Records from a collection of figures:
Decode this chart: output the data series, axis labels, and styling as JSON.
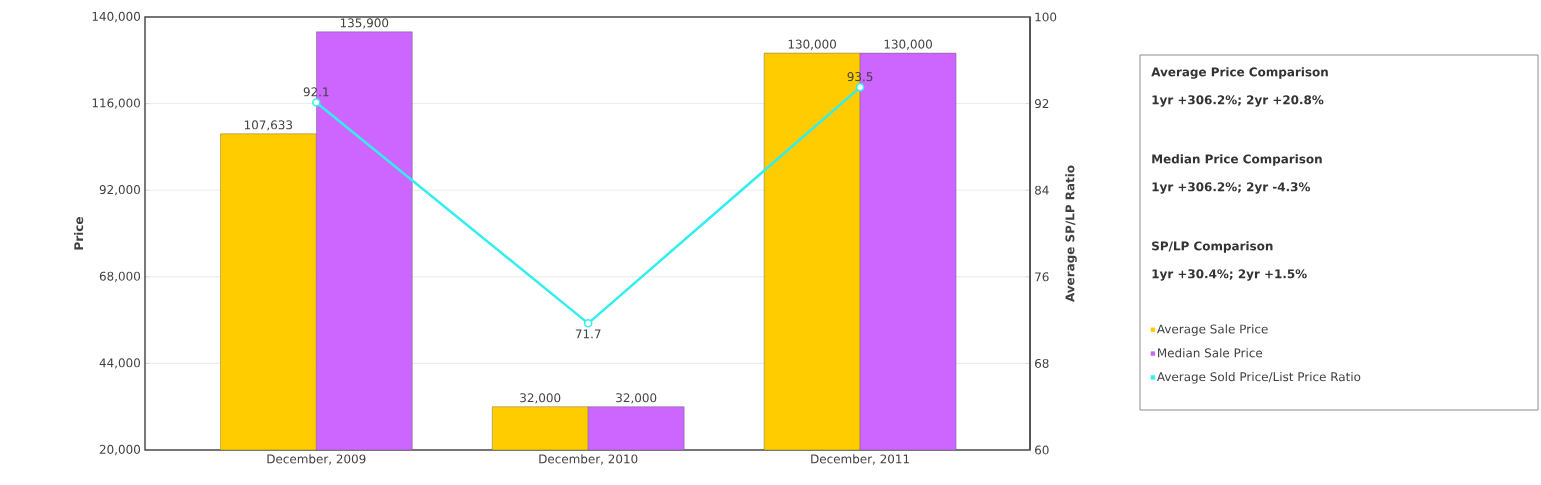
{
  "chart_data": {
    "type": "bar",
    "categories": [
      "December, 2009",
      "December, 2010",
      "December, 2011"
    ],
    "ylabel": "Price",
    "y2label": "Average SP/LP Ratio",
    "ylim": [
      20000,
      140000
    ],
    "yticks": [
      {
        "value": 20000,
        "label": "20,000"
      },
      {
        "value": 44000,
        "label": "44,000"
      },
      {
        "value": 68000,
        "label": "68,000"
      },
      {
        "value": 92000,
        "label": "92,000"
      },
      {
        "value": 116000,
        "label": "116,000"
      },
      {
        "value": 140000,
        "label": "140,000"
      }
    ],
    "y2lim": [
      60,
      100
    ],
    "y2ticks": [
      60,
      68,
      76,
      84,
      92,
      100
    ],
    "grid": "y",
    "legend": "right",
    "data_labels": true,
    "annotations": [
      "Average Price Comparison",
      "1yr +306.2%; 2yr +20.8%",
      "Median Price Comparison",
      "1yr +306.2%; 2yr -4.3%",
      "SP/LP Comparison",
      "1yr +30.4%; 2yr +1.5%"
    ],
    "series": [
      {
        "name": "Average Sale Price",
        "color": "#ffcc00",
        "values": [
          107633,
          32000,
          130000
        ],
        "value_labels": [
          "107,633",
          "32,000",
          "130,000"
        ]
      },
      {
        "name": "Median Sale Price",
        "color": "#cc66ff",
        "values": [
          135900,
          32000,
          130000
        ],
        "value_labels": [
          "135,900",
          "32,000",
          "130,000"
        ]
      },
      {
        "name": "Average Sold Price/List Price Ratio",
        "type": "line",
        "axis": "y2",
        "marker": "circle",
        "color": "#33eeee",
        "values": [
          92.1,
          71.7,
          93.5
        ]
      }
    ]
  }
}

--

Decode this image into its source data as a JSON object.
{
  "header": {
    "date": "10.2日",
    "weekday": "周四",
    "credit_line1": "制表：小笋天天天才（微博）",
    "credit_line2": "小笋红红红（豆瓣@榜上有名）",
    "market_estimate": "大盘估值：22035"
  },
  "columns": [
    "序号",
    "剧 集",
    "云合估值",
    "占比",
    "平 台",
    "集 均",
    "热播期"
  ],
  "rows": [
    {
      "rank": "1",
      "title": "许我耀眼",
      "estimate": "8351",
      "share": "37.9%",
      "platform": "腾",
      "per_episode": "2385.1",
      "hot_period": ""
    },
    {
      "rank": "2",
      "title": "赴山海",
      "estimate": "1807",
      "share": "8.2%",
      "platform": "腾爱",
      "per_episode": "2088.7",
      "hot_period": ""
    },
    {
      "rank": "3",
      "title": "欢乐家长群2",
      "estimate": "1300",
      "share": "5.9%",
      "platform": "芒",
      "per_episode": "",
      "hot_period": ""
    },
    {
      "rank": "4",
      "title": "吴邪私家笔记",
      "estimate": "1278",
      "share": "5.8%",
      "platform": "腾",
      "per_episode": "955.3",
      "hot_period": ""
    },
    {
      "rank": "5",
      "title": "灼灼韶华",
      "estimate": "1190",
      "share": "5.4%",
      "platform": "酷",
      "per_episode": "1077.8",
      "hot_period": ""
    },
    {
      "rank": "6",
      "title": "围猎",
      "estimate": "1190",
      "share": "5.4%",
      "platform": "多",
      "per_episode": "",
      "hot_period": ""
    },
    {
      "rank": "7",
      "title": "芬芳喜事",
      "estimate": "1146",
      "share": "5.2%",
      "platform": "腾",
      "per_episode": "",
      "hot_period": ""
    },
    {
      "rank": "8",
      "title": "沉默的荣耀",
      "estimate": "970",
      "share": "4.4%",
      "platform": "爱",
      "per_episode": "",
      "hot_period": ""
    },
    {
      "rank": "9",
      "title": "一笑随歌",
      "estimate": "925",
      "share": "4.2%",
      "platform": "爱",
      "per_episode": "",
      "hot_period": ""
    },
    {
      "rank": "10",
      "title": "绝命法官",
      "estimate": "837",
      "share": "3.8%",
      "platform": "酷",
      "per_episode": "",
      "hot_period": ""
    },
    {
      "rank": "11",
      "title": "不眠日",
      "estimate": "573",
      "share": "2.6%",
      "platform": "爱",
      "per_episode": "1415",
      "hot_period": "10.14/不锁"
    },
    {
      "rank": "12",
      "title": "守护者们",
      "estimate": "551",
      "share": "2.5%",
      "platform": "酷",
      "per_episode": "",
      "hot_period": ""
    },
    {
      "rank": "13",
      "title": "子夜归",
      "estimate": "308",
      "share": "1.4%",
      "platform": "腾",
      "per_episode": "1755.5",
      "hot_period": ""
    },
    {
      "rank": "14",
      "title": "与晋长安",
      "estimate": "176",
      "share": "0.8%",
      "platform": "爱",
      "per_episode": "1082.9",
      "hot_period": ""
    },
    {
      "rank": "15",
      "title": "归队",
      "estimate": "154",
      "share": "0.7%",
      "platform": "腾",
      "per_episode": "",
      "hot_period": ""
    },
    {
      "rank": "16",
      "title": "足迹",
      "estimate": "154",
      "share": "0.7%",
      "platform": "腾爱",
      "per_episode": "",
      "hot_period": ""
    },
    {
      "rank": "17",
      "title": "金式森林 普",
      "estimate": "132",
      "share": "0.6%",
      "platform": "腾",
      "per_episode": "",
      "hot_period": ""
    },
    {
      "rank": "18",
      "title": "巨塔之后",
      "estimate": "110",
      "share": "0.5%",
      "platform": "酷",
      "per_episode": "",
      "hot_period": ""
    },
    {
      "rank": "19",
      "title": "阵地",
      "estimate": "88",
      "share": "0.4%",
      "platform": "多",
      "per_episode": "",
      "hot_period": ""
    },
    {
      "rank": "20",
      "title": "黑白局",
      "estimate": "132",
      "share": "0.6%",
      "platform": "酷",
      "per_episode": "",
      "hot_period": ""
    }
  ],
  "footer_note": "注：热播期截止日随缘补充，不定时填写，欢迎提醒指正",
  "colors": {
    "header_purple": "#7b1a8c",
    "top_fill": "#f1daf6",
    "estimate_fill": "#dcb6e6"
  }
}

* WHAT IS EXPECTED: From the material above, copy each line that includes the word "this".

* OUTPUT OF THE TASK:
Decode this chart: output the data series, axis labels, and styling as JSON.
Decode this image into its source data as a JSON object.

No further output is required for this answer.